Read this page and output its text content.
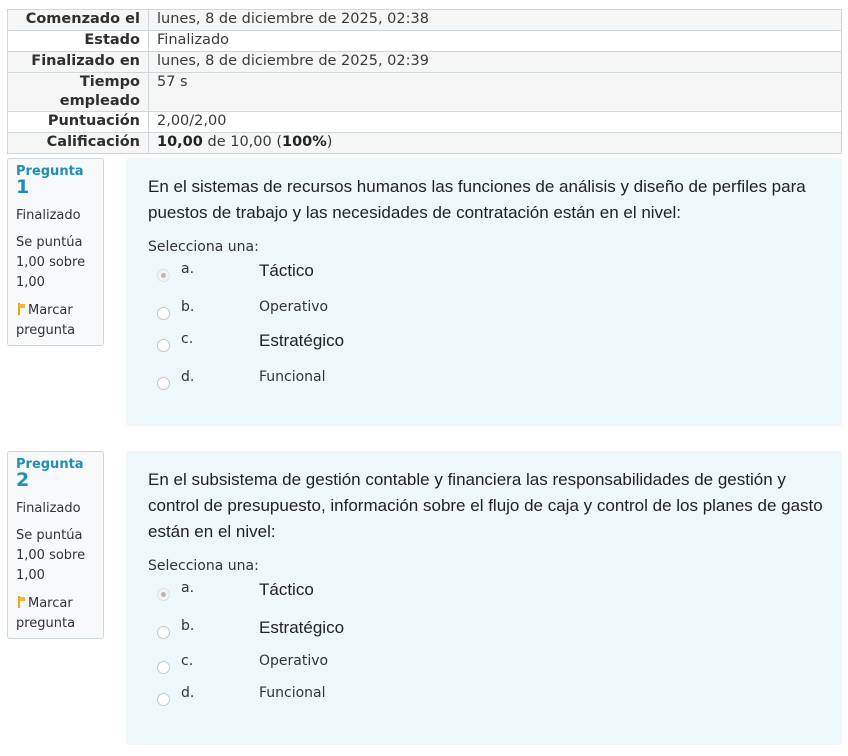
Comenzado el	lunes, 8 de diciembre de 2025, 02:38
Estado	Finalizado
Finalizado en	lunes, 8 de diciembre de 2025, 02:39
Tiempo empleado	57 s
Puntuación	2,00/2,00
Calificación	10,00 de 10,00 (100%)
Pregunta
1
Finalizado
Se puntúa 1,00 sobre 1,00
Marcar pregunta
En el sistemas de recursos humanos las funciones de análisis y diseño de perfiles para puestos de trabajo y las necesidades de contratación están en el nivel:
Selecciona una:
a.	Táctico
b.	Operativo
c.	Estratégico
d.	Funcional
Pregunta
2
Finalizado
Se puntúa 1,00 sobre 1,00
Marcar pregunta
En el subsistema de gestión contable y financiera las responsabilidades de gestión y control de presupuesto, información sobre el flujo de caja y control de los planes de gasto están en el nivel:
Selecciona una:
a.	Táctico
b.	Estratégico
c.	Operativo
d.	Funcional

────────────────────

[Job] Report all lines of the material that contain the word "están".

[Output for this task]
En el sistemas de recursos humanos las funciones de análisis y diseño de perfiles para puestos de trabajo y las necesidades de contratación están en el nivel:
En el subsistema de gestión contable y financiera las responsabilidades de gestión y control de presupuesto, información sobre el flujo de caja y control de los planes de gasto están en el nivel:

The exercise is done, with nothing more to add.